TASK REQUIREMENTS — Quote the data below in full, minus the images.

Figure dataset records
** begin **
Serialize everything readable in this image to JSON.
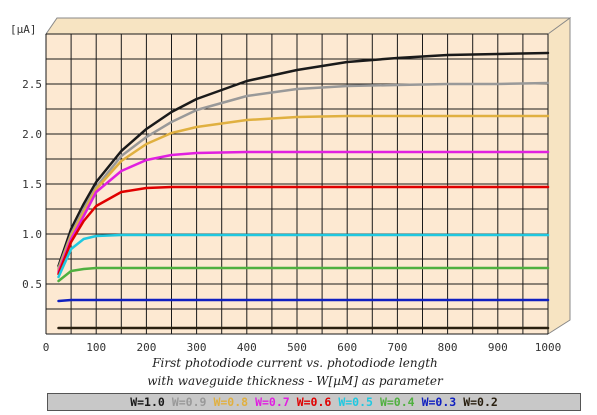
{
  "chart_data": {
    "type": "line",
    "title": "",
    "caption_line1": "First photodiode current vs. photodiode length",
    "caption_line2": "with waveguide thickness - W[µM] as parameter",
    "ylabel": "[µA]",
    "xlabel": "",
    "xlim": [
      0,
      1000
    ],
    "ylim": [
      0,
      3.0
    ],
    "x_ticks": [
      "0",
      "100",
      "200",
      "300",
      "400",
      "500",
      "600",
      "700",
      "800",
      "900",
      "1000"
    ],
    "y_ticks": [
      "0.5",
      "1.0",
      "1.5",
      "2.0",
      "2.5"
    ],
    "grid": true,
    "x": [
      25,
      50,
      75,
      100,
      150,
      200,
      250,
      300,
      400,
      500,
      600,
      700,
      800,
      900,
      1000
    ],
    "series": [
      {
        "name": "W=1.0",
        "color": "#1a1a1a",
        "values": [
          0.68,
          1.05,
          1.3,
          1.52,
          1.83,
          2.05,
          2.22,
          2.35,
          2.53,
          2.64,
          2.72,
          2.76,
          2.79,
          2.8,
          2.81
        ]
      },
      {
        "name": "W=0.9",
        "color": "#999999",
        "values": [
          0.66,
          1.0,
          1.25,
          1.47,
          1.78,
          1.97,
          2.12,
          2.24,
          2.38,
          2.45,
          2.48,
          2.49,
          2.5,
          2.5,
          2.51
        ]
      },
      {
        "name": "W=0.8",
        "color": "#e0b040",
        "values": [
          0.64,
          0.98,
          1.22,
          1.45,
          1.73,
          1.9,
          2.01,
          2.07,
          2.14,
          2.17,
          2.18,
          2.18,
          2.18,
          2.18,
          2.18
        ]
      },
      {
        "name": "W=0.7",
        "color": "#e020e0",
        "values": [
          0.62,
          0.95,
          1.18,
          1.42,
          1.63,
          1.74,
          1.79,
          1.81,
          1.82,
          1.82,
          1.82,
          1.82,
          1.82,
          1.82,
          1.82
        ]
      },
      {
        "name": "W=0.6",
        "color": "#e00000",
        "values": [
          0.6,
          0.92,
          1.13,
          1.28,
          1.42,
          1.46,
          1.47,
          1.47,
          1.47,
          1.47,
          1.47,
          1.47,
          1.47,
          1.47,
          1.47
        ]
      },
      {
        "name": "W=0.5",
        "color": "#20c8e0",
        "values": [
          0.57,
          0.85,
          0.95,
          0.98,
          0.99,
          0.99,
          0.99,
          0.99,
          0.99,
          0.99,
          0.99,
          0.99,
          0.99,
          0.99,
          0.99
        ]
      },
      {
        "name": "W=0.4",
        "color": "#50b040",
        "values": [
          0.53,
          0.63,
          0.65,
          0.66,
          0.66,
          0.66,
          0.66,
          0.66,
          0.66,
          0.66,
          0.66,
          0.66,
          0.66,
          0.66,
          0.66
        ]
      },
      {
        "name": "W=0.3",
        "color": "#1020c0",
        "values": [
          0.33,
          0.34,
          0.34,
          0.34,
          0.34,
          0.34,
          0.34,
          0.34,
          0.34,
          0.34,
          0.34,
          0.34,
          0.34,
          0.34,
          0.34
        ]
      },
      {
        "name": "W=0.2",
        "color": "#2a2010",
        "values": [
          0.06,
          0.06,
          0.06,
          0.06,
          0.06,
          0.06,
          0.06,
          0.06,
          0.06,
          0.06,
          0.06,
          0.06,
          0.06,
          0.06,
          0.06
        ]
      }
    ],
    "colors": {
      "plot_bg": "#fde9d2",
      "side_bg": "#f7e4c2",
      "grid": "#1a1a1a"
    }
  }
}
** end **
FINAL RESULT —
Serialize everything readable in this image to JSON.
{
  "chart_data": {
    "type": "line",
    "title": "",
    "caption_line1": "First photodiode current vs. photodiode length",
    "caption_line2": "with waveguide thickness - W[µM] as parameter",
    "ylabel": "[µA]",
    "xlabel": "",
    "xlim": [
      0,
      1000
    ],
    "ylim": [
      0,
      3.0
    ],
    "x_ticks": [
      "0",
      "100",
      "200",
      "300",
      "400",
      "500",
      "600",
      "700",
      "800",
      "900",
      "1000"
    ],
    "y_ticks": [
      "0.5",
      "1.0",
      "1.5",
      "2.0",
      "2.5"
    ],
    "grid": true,
    "x": [
      25,
      50,
      75,
      100,
      150,
      200,
      250,
      300,
      400,
      500,
      600,
      700,
      800,
      900,
      1000
    ],
    "series": [
      {
        "name": "W=1.0",
        "color": "#1a1a1a",
        "values": [
          0.68,
          1.05,
          1.3,
          1.52,
          1.83,
          2.05,
          2.22,
          2.35,
          2.53,
          2.64,
          2.72,
          2.76,
          2.79,
          2.8,
          2.81
        ]
      },
      {
        "name": "W=0.9",
        "color": "#999999",
        "values": [
          0.66,
          1.0,
          1.25,
          1.47,
          1.78,
          1.97,
          2.12,
          2.24,
          2.38,
          2.45,
          2.48,
          2.49,
          2.5,
          2.5,
          2.51
        ]
      },
      {
        "name": "W=0.8",
        "color": "#e0b040",
        "values": [
          0.64,
          0.98,
          1.22,
          1.45,
          1.73,
          1.9,
          2.01,
          2.07,
          2.14,
          2.17,
          2.18,
          2.18,
          2.18,
          2.18,
          2.18
        ]
      },
      {
        "name": "W=0.7",
        "color": "#e020e0",
        "values": [
          0.62,
          0.95,
          1.18,
          1.42,
          1.63,
          1.74,
          1.79,
          1.81,
          1.82,
          1.82,
          1.82,
          1.82,
          1.82,
          1.82,
          1.82
        ]
      },
      {
        "name": "W=0.6",
        "color": "#e00000",
        "values": [
          0.6,
          0.92,
          1.13,
          1.28,
          1.42,
          1.46,
          1.47,
          1.47,
          1.47,
          1.47,
          1.47,
          1.47,
          1.47,
          1.47,
          1.47
        ]
      },
      {
        "name": "W=0.5",
        "color": "#20c8e0",
        "values": [
          0.57,
          0.85,
          0.95,
          0.98,
          0.99,
          0.99,
          0.99,
          0.99,
          0.99,
          0.99,
          0.99,
          0.99,
          0.99,
          0.99,
          0.99
        ]
      },
      {
        "name": "W=0.4",
        "color": "#50b040",
        "values": [
          0.53,
          0.63,
          0.65,
          0.66,
          0.66,
          0.66,
          0.66,
          0.66,
          0.66,
          0.66,
          0.66,
          0.66,
          0.66,
          0.66,
          0.66
        ]
      },
      {
        "name": "W=0.3",
        "color": "#1020c0",
        "values": [
          0.33,
          0.34,
          0.34,
          0.34,
          0.34,
          0.34,
          0.34,
          0.34,
          0.34,
          0.34,
          0.34,
          0.34,
          0.34,
          0.34,
          0.34
        ]
      },
      {
        "name": "W=0.2",
        "color": "#2a2010",
        "values": [
          0.06,
          0.06,
          0.06,
          0.06,
          0.06,
          0.06,
          0.06,
          0.06,
          0.06,
          0.06,
          0.06,
          0.06,
          0.06,
          0.06,
          0.06
        ]
      }
    ],
    "colors": {
      "plot_bg": "#fde9d2",
      "side_bg": "#f7e4c2",
      "grid": "#1a1a1a"
    }
  }
}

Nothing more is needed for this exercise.